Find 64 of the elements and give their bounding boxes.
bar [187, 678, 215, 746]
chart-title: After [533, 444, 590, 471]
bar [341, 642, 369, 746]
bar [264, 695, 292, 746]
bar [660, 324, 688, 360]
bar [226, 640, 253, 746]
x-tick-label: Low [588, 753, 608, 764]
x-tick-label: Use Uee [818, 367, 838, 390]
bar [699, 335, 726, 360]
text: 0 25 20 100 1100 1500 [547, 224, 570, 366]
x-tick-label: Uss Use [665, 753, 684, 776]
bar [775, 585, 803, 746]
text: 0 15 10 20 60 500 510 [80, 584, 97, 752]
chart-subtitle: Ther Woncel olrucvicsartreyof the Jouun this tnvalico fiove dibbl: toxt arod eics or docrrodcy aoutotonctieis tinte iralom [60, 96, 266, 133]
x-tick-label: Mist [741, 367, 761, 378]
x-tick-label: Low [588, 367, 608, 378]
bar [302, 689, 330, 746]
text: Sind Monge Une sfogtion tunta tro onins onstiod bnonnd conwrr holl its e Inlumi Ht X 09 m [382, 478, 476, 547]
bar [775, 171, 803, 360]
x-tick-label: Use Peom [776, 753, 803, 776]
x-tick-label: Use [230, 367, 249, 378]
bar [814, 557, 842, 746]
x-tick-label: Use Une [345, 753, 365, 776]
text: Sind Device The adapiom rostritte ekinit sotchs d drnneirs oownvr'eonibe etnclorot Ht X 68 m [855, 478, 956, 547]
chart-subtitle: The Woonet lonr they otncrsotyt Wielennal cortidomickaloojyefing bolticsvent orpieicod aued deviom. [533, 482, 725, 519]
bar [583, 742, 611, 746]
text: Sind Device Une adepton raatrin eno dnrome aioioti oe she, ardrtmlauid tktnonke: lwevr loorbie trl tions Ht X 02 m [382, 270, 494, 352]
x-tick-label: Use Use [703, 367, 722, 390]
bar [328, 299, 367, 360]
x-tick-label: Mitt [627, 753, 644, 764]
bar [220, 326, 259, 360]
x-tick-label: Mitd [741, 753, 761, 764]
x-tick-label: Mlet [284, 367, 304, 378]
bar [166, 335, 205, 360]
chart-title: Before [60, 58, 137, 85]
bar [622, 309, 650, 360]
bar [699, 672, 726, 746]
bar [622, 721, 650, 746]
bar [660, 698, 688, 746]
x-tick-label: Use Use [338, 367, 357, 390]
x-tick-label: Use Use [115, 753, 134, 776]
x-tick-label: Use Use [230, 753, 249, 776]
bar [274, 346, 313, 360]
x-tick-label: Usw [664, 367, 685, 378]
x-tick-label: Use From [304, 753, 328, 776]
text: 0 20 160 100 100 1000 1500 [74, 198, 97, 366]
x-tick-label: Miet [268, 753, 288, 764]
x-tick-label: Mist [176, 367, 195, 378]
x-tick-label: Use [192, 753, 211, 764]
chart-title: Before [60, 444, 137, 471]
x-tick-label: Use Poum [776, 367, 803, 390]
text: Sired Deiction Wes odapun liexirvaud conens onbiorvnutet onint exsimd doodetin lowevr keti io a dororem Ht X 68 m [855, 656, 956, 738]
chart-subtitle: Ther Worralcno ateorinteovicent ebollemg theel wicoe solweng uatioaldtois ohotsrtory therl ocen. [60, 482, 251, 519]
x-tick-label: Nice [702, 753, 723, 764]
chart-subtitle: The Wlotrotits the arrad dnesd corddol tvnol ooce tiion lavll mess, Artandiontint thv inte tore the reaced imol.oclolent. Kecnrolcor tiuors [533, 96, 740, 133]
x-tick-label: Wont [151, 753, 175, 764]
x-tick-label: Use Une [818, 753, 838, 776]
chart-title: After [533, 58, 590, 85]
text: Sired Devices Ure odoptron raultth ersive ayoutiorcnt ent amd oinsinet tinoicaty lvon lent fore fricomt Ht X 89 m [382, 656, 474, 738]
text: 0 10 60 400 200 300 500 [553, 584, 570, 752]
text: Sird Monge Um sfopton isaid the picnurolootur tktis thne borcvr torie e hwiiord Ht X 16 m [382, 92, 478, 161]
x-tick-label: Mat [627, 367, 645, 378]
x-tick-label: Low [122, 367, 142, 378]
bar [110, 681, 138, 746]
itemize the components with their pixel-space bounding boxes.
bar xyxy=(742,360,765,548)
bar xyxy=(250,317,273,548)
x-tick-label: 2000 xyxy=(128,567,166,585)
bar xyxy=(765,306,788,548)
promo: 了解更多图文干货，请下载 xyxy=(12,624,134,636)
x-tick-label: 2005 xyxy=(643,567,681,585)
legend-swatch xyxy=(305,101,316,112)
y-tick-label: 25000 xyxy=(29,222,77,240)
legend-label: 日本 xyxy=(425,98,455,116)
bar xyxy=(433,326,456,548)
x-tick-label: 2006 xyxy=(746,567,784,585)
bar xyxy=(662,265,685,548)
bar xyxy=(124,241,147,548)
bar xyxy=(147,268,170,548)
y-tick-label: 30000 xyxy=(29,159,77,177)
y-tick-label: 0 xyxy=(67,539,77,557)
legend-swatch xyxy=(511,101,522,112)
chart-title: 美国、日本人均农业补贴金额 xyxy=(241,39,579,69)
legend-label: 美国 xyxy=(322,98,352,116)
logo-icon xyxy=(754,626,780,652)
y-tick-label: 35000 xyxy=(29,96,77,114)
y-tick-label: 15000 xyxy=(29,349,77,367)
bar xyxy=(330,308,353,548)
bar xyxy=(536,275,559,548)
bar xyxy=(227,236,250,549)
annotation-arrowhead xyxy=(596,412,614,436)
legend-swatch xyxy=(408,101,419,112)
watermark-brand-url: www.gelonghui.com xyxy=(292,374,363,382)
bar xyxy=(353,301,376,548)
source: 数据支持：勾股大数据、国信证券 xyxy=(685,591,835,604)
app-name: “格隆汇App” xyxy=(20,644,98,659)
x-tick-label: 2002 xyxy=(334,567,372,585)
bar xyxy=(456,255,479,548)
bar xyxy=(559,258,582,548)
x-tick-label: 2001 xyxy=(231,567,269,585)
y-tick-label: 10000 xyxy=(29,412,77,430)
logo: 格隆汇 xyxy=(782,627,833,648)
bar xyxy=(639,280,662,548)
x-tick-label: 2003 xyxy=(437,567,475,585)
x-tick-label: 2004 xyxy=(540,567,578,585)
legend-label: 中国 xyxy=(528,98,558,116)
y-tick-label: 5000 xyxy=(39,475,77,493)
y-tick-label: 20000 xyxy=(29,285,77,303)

__________________________________________________

## Consigne
Réécrivez toute la liste en remplaçant chaque « bar » par « barre ». Le reste ne doit pas changer.

## Solution complète
Find 64 of the elements and give their bounding boxes.
barre [187, 678, 215, 746]
chart-title: After [533, 444, 590, 471]
barre [341, 642, 369, 746]
barre [264, 695, 292, 746]
barre [660, 324, 688, 360]
barre [226, 640, 253, 746]
x-tick-label: Low [588, 753, 608, 764]
x-tick-label: Use Uee [818, 367, 838, 390]
barre [699, 335, 726, 360]
text: 0 25 20 100 1100 1500 [547, 224, 570, 366]
x-tick-label: Uss Use [665, 753, 684, 776]
barre [775, 585, 803, 746]
text: 0 15 10 20 60 500 510 [80, 584, 97, 752]
chart-subtitle: Ther Woncel olrucvicsartreyof the Jouun this tnvalico fiove dibbl: toxt arod eics or docrrodcy aoutotonctieis tinte iralom [60, 96, 266, 133]
x-tick-label: Mist [741, 367, 761, 378]
x-tick-label: Low [588, 367, 608, 378]
barre [302, 689, 330, 746]
text: Sind Monge Une sfogtion tunta tro onins onstiod bnonnd conwrr holl its e Inlumi Ht X 09 m [382, 478, 476, 547]
barre [775, 171, 803, 360]
x-tick-label: Use Peom [776, 753, 803, 776]
x-tick-label: Use [230, 367, 249, 378]
barre [814, 557, 842, 746]
x-tick-label: Use Une [345, 753, 365, 776]
text: Sind Device The adapiom rostritte ekinit sotchs d drnneirs oownvr'eonibe etnclorot Ht X 68 m [855, 478, 956, 547]
chart-subtitle: The Woonet lonr they otncrsotyt Wielennal cortidomickaloojyefing bolticsvent orpieicod aued deviom. [533, 482, 725, 519]
barre [583, 742, 611, 746]
text: Sind Device Une adepton raatrin eno dnrome aioioti oe she, ardrtmlauid tktnonke: lwevr loorbie trl tions Ht X 02 m [382, 270, 494, 352]
x-tick-label: Use Use [703, 367, 722, 390]
barre [328, 299, 367, 360]
x-tick-label: Mitt [627, 753, 644, 764]
barre [220, 326, 259, 360]
x-tick-label: Mitd [741, 753, 761, 764]
x-tick-label: Mlet [284, 367, 304, 378]
barre [166, 335, 205, 360]
chart-title: Before [60, 58, 137, 85]
barre [622, 309, 650, 360]
barre [699, 672, 726, 746]
barre [622, 721, 650, 746]
barre [660, 698, 688, 746]
x-tick-label: Use Use [338, 367, 357, 390]
x-tick-label: Use Use [115, 753, 134, 776]
x-tick-label: Use Use [230, 753, 249, 776]
barre [274, 346, 313, 360]
x-tick-label: Usw [664, 367, 685, 378]
x-tick-label: Use From [304, 753, 328, 776]
text: 0 20 160 100 100 1000 1500 [74, 198, 97, 366]
x-tick-label: Miet [268, 753, 288, 764]
x-tick-label: Mist [176, 367, 195, 378]
x-tick-label: Use [192, 753, 211, 764]
chart-title: Before [60, 444, 137, 471]
x-tick-label: Use Poum [776, 367, 803, 390]
text: Sired Deiction Wes odapun liexirvaud conens onbiorvnutet onint exsimd doodetin lowevr keti io a dororem Ht X 68 m [855, 656, 956, 738]
chart-subtitle: Ther Worralcno ateorinteovicent ebollemg theel wicoe solweng uatioaldtois ohotsrtory therl ocen. [60, 482, 251, 519]
x-tick-label: Nice [702, 753, 723, 764]
chart-subtitle: The Wlotrotits the arrad dnesd corddol tvnol ooce tiion lavll mess, Artandiontint thv inte tore the reaced imol.oclolent. Kecnrolcor tiuors [533, 96, 740, 133]
x-tick-label: Wont [151, 753, 175, 764]
x-tick-label: Use Une [818, 753, 838, 776]
chart-title: After [533, 58, 590, 85]
text: Sired Devices Ure odoptron raultth ersive ayoutiorcnt ent amd oinsinet tinoicaty lvon lent fore fricomt Ht X 89 m [382, 656, 474, 738]
text: 0 10 60 400 200 300 500 [553, 584, 570, 752]
text: Sird Monge Um sfopton isaid the picnurolootur tktis thne borcvr torie e hwiiord Ht X 16 m [382, 92, 478, 161]
x-tick-label: Mat [627, 367, 645, 378]
x-tick-label: Low [122, 367, 142, 378]
barre [110, 681, 138, 746]
itemize the components with their pixel-space bounding boxes.
barre xyxy=(742,360,765,548)
barre xyxy=(250,317,273,548)
x-tick-label: 2000 xyxy=(128,567,166,585)
barre xyxy=(765,306,788,548)
promo: 了解更多图文干货，请下载 xyxy=(12,624,134,636)
x-tick-label: 2005 xyxy=(643,567,681,585)
legend-swatch xyxy=(305,101,316,112)
y-tick-label: 25000 xyxy=(29,222,77,240)
legend-label: 日本 xyxy=(425,98,455,116)
barre xyxy=(433,326,456,548)
x-tick-label: 2006 xyxy=(746,567,784,585)
barre xyxy=(662,265,685,548)
barre xyxy=(124,241,147,548)
barre xyxy=(147,268,170,548)
y-tick-label: 30000 xyxy=(29,159,77,177)
y-tick-label: 0 xyxy=(67,539,77,557)
legend-swatch xyxy=(511,101,522,112)
chart-title: 美国、日本人均农业补贴金额 xyxy=(241,39,579,69)
legend-label: 美国 xyxy=(322,98,352,116)
logo-icon xyxy=(754,626,780,652)
y-tick-label: 35000 xyxy=(29,96,77,114)
y-tick-label: 15000 xyxy=(29,349,77,367)
barre xyxy=(330,308,353,548)
barre xyxy=(536,275,559,548)
barre xyxy=(227,236,250,549)
annotation-arrowhead xyxy=(596,412,614,436)
legend-swatch xyxy=(408,101,419,112)
watermark-brand-url: www.gelonghui.com xyxy=(292,374,363,382)
barre xyxy=(353,301,376,548)
source: 数据支持：勾股大数据、国信证券 xyxy=(685,591,835,604)
app-name: “格隆汇App” xyxy=(20,644,98,659)
x-tick-label: 2002 xyxy=(334,567,372,585)
barre xyxy=(456,255,479,548)
barre xyxy=(559,258,582,548)
x-tick-label: 2001 xyxy=(231,567,269,585)
y-tick-label: 10000 xyxy=(29,412,77,430)
logo: 格隆汇 xyxy=(782,627,833,648)
barre xyxy=(639,280,662,548)
x-tick-label: 2003 xyxy=(437,567,475,585)
x-tick-label: 2004 xyxy=(540,567,578,585)
legend-label: 中国 xyxy=(528,98,558,116)
y-tick-label: 5000 xyxy=(39,475,77,493)
y-tick-label: 20000 xyxy=(29,285,77,303)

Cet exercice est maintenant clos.